Passage provided
* * * * *
CERN shares its knowledge openly. Gianotti used the analogy of the history of light to explain the role of fundamental, open-ended scientific research: if we had focused only on the business case for bigger and brighter candles, we would never have made the transformative leap to electrical lighting.

5. CERN costs the equivalent of a cappuccino a year per European

Science on this scale doesn’t come cheap: CERN’s annual budget for 2016 is 1.1 billion euros. However, as an Italian, Gianotti is keen to contextualise this in terms of frothy coffee. More importantly, she explains that the rationale goes beyond economics, citing an exchange from the 70s between Bob Wilson, the founder of the Fermi National Accelerator Laboratory – a similar organisation to CERN – and US Congress. When asked, “What will your lab contribute to the defence of the US?”, he replied: “Nothing, but it will make it worth defending.”
* * * * *
Tasks and exercises
(a) From the CERN passage, copy the words starting at "CERN shares its" and ending at "to electrical lighting.".
(b) Does each statement agree with the CERN passage? Answer yes or no and quote the deciding words: (i) CERN's annual budget for 2016 is 1.1 billion euros. (ii) Bob Wilson founded CERN. (iii) Gianotti is Italian.

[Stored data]
* * * * *
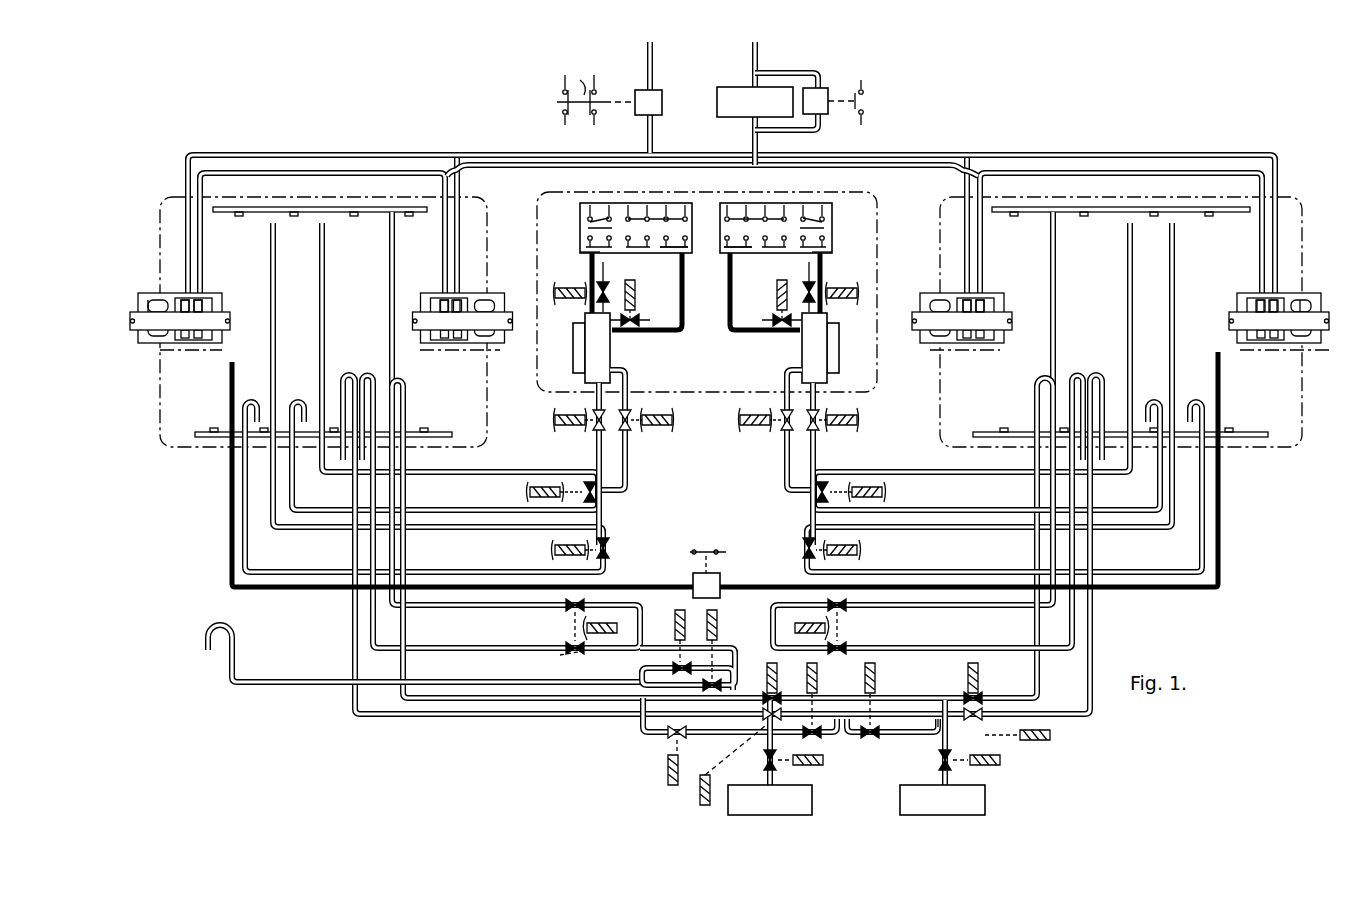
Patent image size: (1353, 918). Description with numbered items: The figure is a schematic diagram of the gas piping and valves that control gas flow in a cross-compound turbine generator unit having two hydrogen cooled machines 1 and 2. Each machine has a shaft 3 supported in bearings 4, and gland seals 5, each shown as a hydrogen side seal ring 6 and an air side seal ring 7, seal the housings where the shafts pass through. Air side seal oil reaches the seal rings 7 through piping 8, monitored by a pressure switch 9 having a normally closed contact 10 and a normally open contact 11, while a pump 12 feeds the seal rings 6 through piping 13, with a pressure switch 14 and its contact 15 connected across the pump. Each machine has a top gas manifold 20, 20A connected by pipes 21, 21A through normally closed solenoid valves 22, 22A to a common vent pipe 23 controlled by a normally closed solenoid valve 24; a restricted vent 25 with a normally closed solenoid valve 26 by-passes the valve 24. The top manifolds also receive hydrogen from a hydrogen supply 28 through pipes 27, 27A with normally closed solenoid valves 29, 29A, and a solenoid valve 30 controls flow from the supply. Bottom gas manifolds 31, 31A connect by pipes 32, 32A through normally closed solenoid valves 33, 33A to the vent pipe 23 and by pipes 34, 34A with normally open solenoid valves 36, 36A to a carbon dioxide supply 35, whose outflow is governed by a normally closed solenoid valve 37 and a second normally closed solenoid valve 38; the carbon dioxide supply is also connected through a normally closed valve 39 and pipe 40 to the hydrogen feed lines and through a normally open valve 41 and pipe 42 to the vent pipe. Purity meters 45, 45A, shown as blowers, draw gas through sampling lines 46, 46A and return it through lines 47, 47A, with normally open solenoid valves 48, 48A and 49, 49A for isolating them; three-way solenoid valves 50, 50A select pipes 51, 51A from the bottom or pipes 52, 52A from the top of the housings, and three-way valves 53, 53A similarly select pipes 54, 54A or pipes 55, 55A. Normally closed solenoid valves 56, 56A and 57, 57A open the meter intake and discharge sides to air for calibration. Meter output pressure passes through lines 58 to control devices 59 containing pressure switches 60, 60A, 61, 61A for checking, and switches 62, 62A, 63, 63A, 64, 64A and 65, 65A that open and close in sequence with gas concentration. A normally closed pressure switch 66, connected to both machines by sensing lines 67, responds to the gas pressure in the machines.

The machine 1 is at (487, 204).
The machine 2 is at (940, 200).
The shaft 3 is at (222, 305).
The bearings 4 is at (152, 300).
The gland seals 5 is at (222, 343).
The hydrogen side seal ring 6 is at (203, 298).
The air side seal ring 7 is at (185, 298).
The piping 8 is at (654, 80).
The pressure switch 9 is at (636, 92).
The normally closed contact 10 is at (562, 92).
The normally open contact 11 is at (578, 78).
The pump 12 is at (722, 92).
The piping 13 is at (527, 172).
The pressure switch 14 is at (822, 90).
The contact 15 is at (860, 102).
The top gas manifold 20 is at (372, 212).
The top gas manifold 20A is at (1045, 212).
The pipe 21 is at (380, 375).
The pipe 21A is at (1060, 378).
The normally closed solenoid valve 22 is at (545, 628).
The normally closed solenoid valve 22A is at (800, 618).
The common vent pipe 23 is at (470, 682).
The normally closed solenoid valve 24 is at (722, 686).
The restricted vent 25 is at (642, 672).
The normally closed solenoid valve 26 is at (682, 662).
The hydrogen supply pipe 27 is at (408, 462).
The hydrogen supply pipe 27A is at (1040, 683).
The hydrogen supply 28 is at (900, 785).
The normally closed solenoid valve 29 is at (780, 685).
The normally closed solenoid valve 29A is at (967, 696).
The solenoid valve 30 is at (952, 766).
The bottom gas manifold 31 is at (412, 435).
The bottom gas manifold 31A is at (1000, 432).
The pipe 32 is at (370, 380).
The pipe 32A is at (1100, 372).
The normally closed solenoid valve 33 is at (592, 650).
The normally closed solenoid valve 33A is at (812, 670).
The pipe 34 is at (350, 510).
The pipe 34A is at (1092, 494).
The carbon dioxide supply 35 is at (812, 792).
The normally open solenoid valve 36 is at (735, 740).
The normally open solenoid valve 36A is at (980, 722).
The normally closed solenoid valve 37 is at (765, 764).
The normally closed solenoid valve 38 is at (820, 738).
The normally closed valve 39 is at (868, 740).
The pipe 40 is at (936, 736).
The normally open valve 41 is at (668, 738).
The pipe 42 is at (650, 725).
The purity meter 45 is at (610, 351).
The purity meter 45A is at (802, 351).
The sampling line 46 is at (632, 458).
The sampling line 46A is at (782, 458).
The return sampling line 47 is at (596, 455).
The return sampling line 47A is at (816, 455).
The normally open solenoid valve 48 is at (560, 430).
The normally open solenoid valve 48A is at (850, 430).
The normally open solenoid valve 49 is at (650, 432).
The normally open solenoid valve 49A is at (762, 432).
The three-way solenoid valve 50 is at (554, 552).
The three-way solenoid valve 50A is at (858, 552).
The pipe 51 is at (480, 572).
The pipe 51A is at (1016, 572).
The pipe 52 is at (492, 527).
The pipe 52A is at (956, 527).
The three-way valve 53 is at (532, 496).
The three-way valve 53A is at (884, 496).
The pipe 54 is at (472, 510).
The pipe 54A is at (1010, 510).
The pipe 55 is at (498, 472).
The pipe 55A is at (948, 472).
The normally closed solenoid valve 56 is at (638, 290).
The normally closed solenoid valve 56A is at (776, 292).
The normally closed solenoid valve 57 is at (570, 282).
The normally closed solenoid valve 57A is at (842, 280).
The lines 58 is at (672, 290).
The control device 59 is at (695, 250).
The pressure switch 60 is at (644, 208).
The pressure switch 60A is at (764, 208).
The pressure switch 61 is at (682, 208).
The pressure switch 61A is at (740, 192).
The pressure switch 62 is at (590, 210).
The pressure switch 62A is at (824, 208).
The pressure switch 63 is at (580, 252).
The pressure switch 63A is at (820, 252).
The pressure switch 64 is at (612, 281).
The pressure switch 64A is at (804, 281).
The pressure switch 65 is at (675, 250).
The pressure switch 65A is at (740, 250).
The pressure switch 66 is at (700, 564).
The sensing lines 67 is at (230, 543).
* * * * *
Responses to the exercise
(a)
CERN shares its knowledge openly. Gianotti used the analogy of the history of light to explain the role of fundamental, open-ended scientific research: if we had focused only on the business case for bigger and brighter candles, we would never have made the transformative leap to electrical lighting.

(b)
(i) Yes: "CERN’s annual budget for 2016 is 1.1 billion euros."
(ii) No: "Bob Wilson, the founder of the Fermi National Accelerator Laboratory – a similar organisation to CERN"
(iii) Yes: "as an Italian, Gianotti is keen to contextualise this in terms of frothy coffee"